▸ **STATED GOAL**: Rewrite every line of each item below as a JSON list of strings, one string per line, leaving out blank lines.

Excerpts from a layout annotation set:
__________________________________________________

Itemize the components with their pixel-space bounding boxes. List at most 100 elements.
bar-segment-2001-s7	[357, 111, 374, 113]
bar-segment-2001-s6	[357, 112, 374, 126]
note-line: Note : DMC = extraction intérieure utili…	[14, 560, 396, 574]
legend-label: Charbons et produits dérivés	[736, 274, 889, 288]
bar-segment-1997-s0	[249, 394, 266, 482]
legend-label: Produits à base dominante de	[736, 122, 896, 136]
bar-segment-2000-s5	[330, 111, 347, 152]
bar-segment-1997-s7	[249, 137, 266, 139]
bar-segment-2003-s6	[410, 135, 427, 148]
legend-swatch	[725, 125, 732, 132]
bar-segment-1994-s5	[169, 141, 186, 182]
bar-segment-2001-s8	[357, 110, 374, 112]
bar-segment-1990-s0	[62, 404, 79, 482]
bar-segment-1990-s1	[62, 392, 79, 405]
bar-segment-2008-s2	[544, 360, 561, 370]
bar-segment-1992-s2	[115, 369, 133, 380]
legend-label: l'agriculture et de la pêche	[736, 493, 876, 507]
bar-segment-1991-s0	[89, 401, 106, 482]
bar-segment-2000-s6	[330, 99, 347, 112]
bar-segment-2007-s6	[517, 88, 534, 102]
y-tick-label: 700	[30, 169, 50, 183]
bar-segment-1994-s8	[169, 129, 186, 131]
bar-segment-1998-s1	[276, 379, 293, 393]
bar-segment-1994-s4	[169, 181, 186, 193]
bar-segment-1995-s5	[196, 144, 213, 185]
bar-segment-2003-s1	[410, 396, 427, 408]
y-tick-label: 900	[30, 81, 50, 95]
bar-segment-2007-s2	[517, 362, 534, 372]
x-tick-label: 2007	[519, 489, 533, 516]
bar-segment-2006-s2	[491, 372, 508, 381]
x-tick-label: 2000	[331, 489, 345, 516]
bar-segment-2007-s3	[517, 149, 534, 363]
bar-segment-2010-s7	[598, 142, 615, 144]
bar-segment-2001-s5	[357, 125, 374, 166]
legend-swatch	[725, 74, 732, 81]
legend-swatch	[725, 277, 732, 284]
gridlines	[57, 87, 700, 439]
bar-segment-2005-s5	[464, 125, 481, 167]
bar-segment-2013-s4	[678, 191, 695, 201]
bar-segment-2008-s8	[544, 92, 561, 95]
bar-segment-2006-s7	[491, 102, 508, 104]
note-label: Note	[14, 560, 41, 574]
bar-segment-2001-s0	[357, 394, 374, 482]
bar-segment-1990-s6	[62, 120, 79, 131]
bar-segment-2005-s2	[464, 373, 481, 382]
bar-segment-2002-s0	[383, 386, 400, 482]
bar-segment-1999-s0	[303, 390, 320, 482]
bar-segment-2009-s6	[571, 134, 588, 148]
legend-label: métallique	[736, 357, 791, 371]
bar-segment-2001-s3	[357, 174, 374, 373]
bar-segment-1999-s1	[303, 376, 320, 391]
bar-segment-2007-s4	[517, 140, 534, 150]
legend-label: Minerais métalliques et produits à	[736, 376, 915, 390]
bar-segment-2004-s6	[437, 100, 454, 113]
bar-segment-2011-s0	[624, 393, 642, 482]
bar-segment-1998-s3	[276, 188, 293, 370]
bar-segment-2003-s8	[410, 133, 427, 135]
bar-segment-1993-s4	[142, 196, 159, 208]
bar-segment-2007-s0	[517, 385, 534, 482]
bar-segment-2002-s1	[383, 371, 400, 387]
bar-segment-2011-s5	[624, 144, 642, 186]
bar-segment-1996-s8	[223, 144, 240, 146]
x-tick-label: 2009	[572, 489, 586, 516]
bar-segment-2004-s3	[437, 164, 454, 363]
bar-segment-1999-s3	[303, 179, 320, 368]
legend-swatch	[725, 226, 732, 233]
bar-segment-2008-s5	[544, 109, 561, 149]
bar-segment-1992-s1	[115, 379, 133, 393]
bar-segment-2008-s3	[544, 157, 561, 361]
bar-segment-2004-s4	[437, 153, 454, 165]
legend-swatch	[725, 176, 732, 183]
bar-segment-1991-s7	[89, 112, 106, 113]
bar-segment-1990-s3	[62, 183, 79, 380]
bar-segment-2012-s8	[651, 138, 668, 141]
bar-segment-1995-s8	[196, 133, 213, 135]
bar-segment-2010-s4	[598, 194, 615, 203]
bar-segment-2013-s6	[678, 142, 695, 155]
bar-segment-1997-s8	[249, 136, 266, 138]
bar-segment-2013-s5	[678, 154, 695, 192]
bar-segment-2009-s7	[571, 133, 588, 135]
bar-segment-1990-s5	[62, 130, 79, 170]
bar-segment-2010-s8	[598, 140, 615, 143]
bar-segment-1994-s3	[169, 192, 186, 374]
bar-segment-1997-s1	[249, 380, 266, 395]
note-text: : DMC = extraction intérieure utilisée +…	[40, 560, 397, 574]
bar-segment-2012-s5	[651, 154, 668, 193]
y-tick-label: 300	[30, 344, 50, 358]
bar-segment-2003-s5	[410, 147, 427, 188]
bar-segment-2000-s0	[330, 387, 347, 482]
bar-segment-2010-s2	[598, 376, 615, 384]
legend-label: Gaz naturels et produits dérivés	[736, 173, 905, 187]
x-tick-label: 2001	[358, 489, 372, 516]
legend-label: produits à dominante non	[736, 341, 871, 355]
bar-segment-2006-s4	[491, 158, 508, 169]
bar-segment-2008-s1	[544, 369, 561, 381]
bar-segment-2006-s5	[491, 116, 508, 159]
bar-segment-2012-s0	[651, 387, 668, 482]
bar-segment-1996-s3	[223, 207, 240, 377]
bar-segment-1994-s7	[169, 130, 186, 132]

__________________________________________________

▸ **OUTPUT OF THE TASK**:
[
  "Itemize the components with their pixel-space bounding boxes. List at most 100 elements.",
  "bar-segment-2001-s7\t[357, 111, 374, 113]",
  "bar-segment-2001-s6\t[357, 112, 374, 126]",
  "note-line: Note : DMC = extraction intérieure utili…\t[14, 560, 396, 574]",
  "legend-label: Charbons et produits dérivés\t[736, 274, 889, 288]",
  "bar-segment-1997-s0\t[249, 394, 266, 482]",
  "legend-label: Produits à base dominante de\t[736, 122, 896, 136]",
  "bar-segment-2000-s5\t[330, 111, 347, 152]",
  "bar-segment-1997-s7\t[249, 137, 266, 139]",
  "bar-segment-2003-s6\t[410, 135, 427, 148]",
  "legend-swatch\t[725, 125, 732, 132]",
  "bar-segment-1994-s5\t[169, 141, 186, 182]",
  "bar-segment-2001-s8\t[357, 110, 374, 112]",
  "bar-segment-1990-s0\t[62, 404, 79, 482]",
  "bar-segment-1990-s1\t[62, 392, 79, 405]",
  "bar-segment-2008-s2\t[544, 360, 561, 370]",
  "bar-segment-1992-s2\t[115, 369, 133, 380]",
  "legend-label: l'agriculture et de la pêche\t[736, 493, 876, 507]",
  "bar-segment-1991-s0\t[89, 401, 106, 482]",
  "bar-segment-2000-s6\t[330, 99, 347, 112]",
  "bar-segment-2007-s6\t[517, 88, 534, 102]",
  "y-tick-label: 700\t[30, 169, 50, 183]",
  "bar-segment-1994-s8\t[169, 129, 186, 131]",
  "bar-segment-1998-s1\t[276, 379, 293, 393]",
  "bar-segment-1994-s4\t[169, 181, 186, 193]",
  "bar-segment-1995-s5\t[196, 144, 213, 185]",
  "bar-segment-2003-s1\t[410, 396, 427, 408]",
  "y-tick-label: 900\t[30, 81, 50, 95]",
  "bar-segment-2007-s2\t[517, 362, 534, 372]",
  "x-tick-label: 2007\t[519, 489, 533, 516]",
  "bar-segment-2006-s2\t[491, 372, 508, 381]",
  "x-tick-label: 2000\t[331, 489, 345, 516]",
  "bar-segment-2007-s3\t[517, 149, 534, 363]",
  "bar-segment-2010-s7\t[598, 142, 615, 144]",
  "bar-segment-2001-s5\t[357, 125, 374, 166]",
  "legend-swatch\t[725, 74, 732, 81]",
  "legend-swatch\t[725, 277, 732, 284]",
  "gridlines\t[57, 87, 700, 439]",
  "bar-segment-2005-s5\t[464, 125, 481, 167]",
  "bar-segment-2013-s4\t[678, 191, 695, 201]",
  "bar-segment-2008-s8\t[544, 92, 561, 95]",
  "bar-segment-2006-s7\t[491, 102, 508, 104]",
  "note-label: Note\t[14, 560, 41, 574]",
  "bar-segment-2001-s0\t[357, 394, 374, 482]",
  "bar-segment-1990-s6\t[62, 120, 79, 131]",
  "bar-segment-2005-s2\t[464, 373, 481, 382]",
  "bar-segment-2002-s0\t[383, 386, 400, 482]",
  "bar-segment-1999-s0\t[303, 390, 320, 482]",
  "bar-segment-2009-s6\t[571, 134, 588, 148]",
  "legend-label: métallique\t[736, 357, 791, 371]",
  "bar-segment-2001-s3\t[357, 174, 374, 373]",
  "bar-segment-1999-s1\t[303, 376, 320, 391]",
  "bar-segment-2007-s4\t[517, 140, 534, 150]",
  "legend-label: Minerais métalliques et produits à\t[736, 376, 915, 390]",
  "bar-segment-2004-s6\t[437, 100, 454, 113]",
  "bar-segment-2011-s0\t[624, 393, 642, 482]",
  "bar-segment-1998-s3\t[276, 188, 293, 370]",
  "bar-segment-2003-s8\t[410, 133, 427, 135]",
  "bar-segment-1993-s4\t[142, 196, 159, 208]",
  "bar-segment-2007-s0\t[517, 385, 534, 482]",
  "bar-segment-2002-s1\t[383, 371, 400, 387]",
  "bar-segment-2011-s5\t[624, 144, 642, 186]",
  "bar-segment-1996-s8\t[223, 144, 240, 146]",
  "x-tick-label: 2009\t[572, 489, 586, 516]",
  "bar-segment-2004-s3\t[437, 164, 454, 363]",
  "bar-segment-1999-s3\t[303, 179, 320, 368]",
  "legend-swatch\t[725, 226, 732, 233]",
  "bar-segment-2008-s5\t[544, 109, 561, 149]",
  "bar-segment-1992-s1\t[115, 379, 133, 393]",
  "bar-segment-2008-s3\t[544, 157, 561, 361]",
  "bar-segment-2004-s4\t[437, 153, 454, 165]",
  "legend-swatch\t[725, 176, 732, 183]",
  "bar-segment-1991-s7\t[89, 112, 106, 113]",
  "bar-segment-1990-s3\t[62, 183, 79, 380]",
  "bar-segment-2012-s8\t[651, 138, 668, 141]",
  "bar-segment-1995-s8\t[196, 133, 213, 135]",
  "bar-segment-2010-s4\t[598, 194, 615, 203]",
  "bar-segment-2013-s6\t[678, 142, 695, 155]",
  "bar-segment-1997-s8\t[249, 136, 266, 138]",
  "bar-segment-2013-s5\t[678, 154, 695, 192]",
  "bar-segment-2009-s7\t[571, 133, 588, 135]",
  "bar-segment-1990-s5\t[62, 130, 79, 170]",
  "bar-segment-2010-s8\t[598, 140, 615, 143]",
  "bar-segment-1994-s3\t[169, 192, 186, 374]",
  "bar-segment-1997-s1\t[249, 380, 266, 395]",
  "note-text: : DMC = extraction intérieure utilisée +…\t[40, 560, 397, 574]",
  "bar-segment-2012-s5\t[651, 154, 668, 193]",
  "y-tick-label: 300\t[30, 344, 50, 358]",
  "bar-segment-2003-s5\t[410, 147, 427, 188]",
  "bar-segment-2000-s0\t[330, 387, 347, 482]",
  "bar-segment-2010-s2\t[598, 376, 615, 384]",
  "legend-label: Gaz naturels et produits dérivés\t[736, 173, 905, 187]",
  "x-tick-label: 2001\t[358, 489, 372, 516]",
  "legend-label: produits à dominante non\t[736, 341, 871, 355]",
  "bar-segment-2006-s4\t[491, 158, 508, 169]",
  "bar-segment-2008-s1\t[544, 369, 561, 381]",
  "bar-segment-2006-s5\t[491, 116, 508, 159]",
  "bar-segment-2012-s0\t[651, 387, 668, 482]",
  "bar-segment-1996-s3\t[223, 207, 240, 377]",
  "bar-segment-1994-s7\t[169, 130, 186, 132]"
]